● WORK TO COMPLETE:
Write out all the data again, exactly as it stands.

● RECORDED INFORMATION:
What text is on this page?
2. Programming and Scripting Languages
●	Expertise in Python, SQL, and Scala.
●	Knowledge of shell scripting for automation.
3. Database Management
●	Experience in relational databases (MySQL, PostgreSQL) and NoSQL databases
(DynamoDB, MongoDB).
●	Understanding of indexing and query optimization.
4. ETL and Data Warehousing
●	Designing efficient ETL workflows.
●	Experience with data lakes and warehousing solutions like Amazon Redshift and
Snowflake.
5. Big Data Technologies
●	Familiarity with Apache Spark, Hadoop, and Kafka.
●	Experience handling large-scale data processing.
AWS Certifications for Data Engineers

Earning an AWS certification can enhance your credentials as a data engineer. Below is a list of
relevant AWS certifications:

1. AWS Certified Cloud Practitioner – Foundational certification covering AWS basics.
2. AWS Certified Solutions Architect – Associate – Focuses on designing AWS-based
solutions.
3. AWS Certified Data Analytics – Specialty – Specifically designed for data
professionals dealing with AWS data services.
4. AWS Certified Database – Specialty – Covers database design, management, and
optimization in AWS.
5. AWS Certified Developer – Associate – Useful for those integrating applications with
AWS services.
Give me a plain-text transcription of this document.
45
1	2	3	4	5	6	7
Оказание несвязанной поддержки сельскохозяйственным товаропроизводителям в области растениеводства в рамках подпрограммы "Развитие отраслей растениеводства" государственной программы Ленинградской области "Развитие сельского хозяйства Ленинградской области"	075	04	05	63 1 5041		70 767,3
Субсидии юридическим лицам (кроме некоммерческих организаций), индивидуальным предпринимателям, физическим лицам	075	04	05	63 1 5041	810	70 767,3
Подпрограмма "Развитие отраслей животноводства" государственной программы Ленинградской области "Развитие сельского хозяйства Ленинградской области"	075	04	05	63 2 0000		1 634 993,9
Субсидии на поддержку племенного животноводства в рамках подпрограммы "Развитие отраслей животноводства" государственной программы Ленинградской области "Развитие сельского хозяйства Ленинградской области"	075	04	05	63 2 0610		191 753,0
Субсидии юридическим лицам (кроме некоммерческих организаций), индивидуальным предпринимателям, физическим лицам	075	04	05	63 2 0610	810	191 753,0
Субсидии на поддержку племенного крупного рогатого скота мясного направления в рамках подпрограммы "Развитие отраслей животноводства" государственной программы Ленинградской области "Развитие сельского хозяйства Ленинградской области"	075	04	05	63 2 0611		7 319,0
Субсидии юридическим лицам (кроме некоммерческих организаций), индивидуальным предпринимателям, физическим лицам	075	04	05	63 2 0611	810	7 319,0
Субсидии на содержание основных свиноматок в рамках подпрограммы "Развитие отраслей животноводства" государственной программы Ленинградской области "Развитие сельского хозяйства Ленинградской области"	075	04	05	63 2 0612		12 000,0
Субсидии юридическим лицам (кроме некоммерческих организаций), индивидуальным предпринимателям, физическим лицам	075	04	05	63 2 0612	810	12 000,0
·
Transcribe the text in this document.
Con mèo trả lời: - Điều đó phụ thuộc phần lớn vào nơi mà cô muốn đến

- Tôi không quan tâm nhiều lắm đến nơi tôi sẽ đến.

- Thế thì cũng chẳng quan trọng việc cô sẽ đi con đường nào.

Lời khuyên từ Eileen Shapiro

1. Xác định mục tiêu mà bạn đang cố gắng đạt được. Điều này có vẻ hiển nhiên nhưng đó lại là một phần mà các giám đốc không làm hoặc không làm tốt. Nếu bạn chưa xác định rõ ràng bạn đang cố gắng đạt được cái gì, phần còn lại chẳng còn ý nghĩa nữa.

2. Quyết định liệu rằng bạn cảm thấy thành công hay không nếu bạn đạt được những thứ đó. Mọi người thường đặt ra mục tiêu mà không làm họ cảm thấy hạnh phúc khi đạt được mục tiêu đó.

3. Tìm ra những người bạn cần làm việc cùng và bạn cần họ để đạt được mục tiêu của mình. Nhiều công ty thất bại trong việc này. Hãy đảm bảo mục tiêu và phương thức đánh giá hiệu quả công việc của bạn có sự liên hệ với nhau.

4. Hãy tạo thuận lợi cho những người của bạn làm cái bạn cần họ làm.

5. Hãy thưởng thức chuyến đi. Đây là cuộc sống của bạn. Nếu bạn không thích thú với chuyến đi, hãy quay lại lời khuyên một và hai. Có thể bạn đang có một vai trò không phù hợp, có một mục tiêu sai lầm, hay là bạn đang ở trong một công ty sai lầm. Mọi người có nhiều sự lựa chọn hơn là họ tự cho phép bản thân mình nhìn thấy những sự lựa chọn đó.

● WRITTEN RESPONSE:
What text is on this page?
2. Programming and Scripting Languages
●	Expertise in Python, SQL, and Scala.
●	Knowledge of shell scripting for automation.
3. Database Management
●	Experience in relational databases (MySQL, PostgreSQL) and NoSQL databases
(DynamoDB, MongoDB).
●	Understanding of indexing and query optimization.
4. ETL and Data Warehousing
●	Designing efficient ETL workflows.
●	Experience with data lakes and warehousing solutions like Amazon Redshift and
Snowflake.
5. Big Data Technologies
●	Familiarity with Apache Spark, Hadoop, and Kafka.
●	Experience handling large-scale data processing.
AWS Certifications for Data Engineers

Earning an AWS certification can enhance your credentials as a data engineer. Below is a list of
relevant AWS certifications:

1. AWS Certified Cloud Practitioner – Foundational certification covering AWS basics.
2. AWS Certified Solutions Architect – Associate – Focuses on designing AWS-based
solutions.
3. AWS Certified Data Analytics – Specialty – Specifically designed for data
professionals dealing with AWS data services.
4. AWS Certified Database – Specialty – Covers database design, management, and
optimization in AWS.
5. AWS Certified Developer – Associate – Useful for those integrating applications with
AWS services.
Give me a plain-text transcription of this document.
45
1	2	3	4	5	6	7
Оказание несвязанной поддержки сельскохозяйственным товаропроизводителям в области растениеводства в рамках подпрограммы "Развитие отраслей растениеводства" государственной программы Ленинградской области "Развитие сельского хозяйства Ленинградской области"	075	04	05	63 1 5041		70 767,3
Субсидии юридическим лицам (кроме некоммерческих организаций), индивидуальным предпринимателям, физическим лицам	075	04	05	63 1 5041	810	70 767,3
Подпрограмма "Развитие отраслей животноводства" государственной программы Ленинградской области "Развитие сельского хозяйства Ленинградской области"	075	04	05	63 2 0000		1 634 993,9
Субсидии на поддержку племенного животноводства в рамках подпрограммы "Развитие отраслей животноводства" государственной программы Ленинградской области "Развитие сельского хозяйства Ленинградской области"	075	04	05	63 2 0610		191 753,0
Субсидии юридическим лицам (кроме некоммерческих организаций), индивидуальным предпринимателям, физическим лицам	075	04	05	63 2 0610	810	191 753,0
Субсидии на поддержку племенного крупного рогатого скота мясного направления в рамках подпрограммы "Развитие отраслей животноводства" государственной программы Ленинградской области "Развитие сельского хозяйства Ленинградской области"	075	04	05	63 2 0611		7 319,0
Субсидии юридическим лицам (кроме некоммерческих организаций), индивидуальным предпринимателям, физическим лицам	075	04	05	63 2 0611	810	7 319,0
Субсидии на содержание основных свиноматок в рамках подпрограммы "Развитие отраслей животноводства" государственной программы Ленинградской области "Развитие сельского хозяйства Ленинградской области"	075	04	05	63 2 0612		12 000,0
Субсидии юридическим лицам (кроме некоммерческих организаций), индивидуальным предпринимателям, физическим лицам	075	04	05	63 2 0612	810	12 000,0
·
Transcribe the text in this document.
Con mèo trả lời: - Điều đó phụ thuộc phần lớn vào nơi mà cô muốn đến

- Tôi không quan tâm nhiều lắm đến nơi tôi sẽ đến.

- Thế thì cũng chẳng quan trọng việc cô sẽ đi con đường nào.

Lời khuyên từ Eileen Shapiro

1. Xác định mục tiêu mà bạn đang cố gắng đạt được. Điều này có vẻ hiển nhiên nhưng đó lại là một phần mà các giám đốc không làm hoặc không làm tốt. Nếu bạn chưa xác định rõ ràng bạn đang cố gắng đạt được cái gì, phần còn lại chẳng còn ý nghĩa nữa.

2. Quyết định liệu rằng bạn cảm thấy thành công hay không nếu bạn đạt được những thứ đó. Mọi người thường đặt ra mục tiêu mà không làm họ cảm thấy hạnh phúc khi đạt được mục tiêu đó.

3. Tìm ra những người bạn cần làm việc cùng và bạn cần họ để đạt được mục tiêu của mình. Nhiều công ty thất bại trong việc này. Hãy đảm bảo mục tiêu và phương thức đánh giá hiệu quả công việc của bạn có sự liên hệ với nhau.

4. Hãy tạo thuận lợi cho những người của bạn làm cái bạn cần họ làm.

5. Hãy thưởng thức chuyến đi. Đây là cuộc sống của bạn. Nếu bạn không thích thú với chuyến đi, hãy quay lại lời khuyên một và hai. Có thể bạn đang có một vai trò không phù hợp, có một mục tiêu sai lầm, hay là bạn đang ở trong một công ty sai lầm. Mọi người có nhiều sự lựa chọn hơn là họ tự cho phép bản thân mình nhìn thấy những sự lựa chọn đó.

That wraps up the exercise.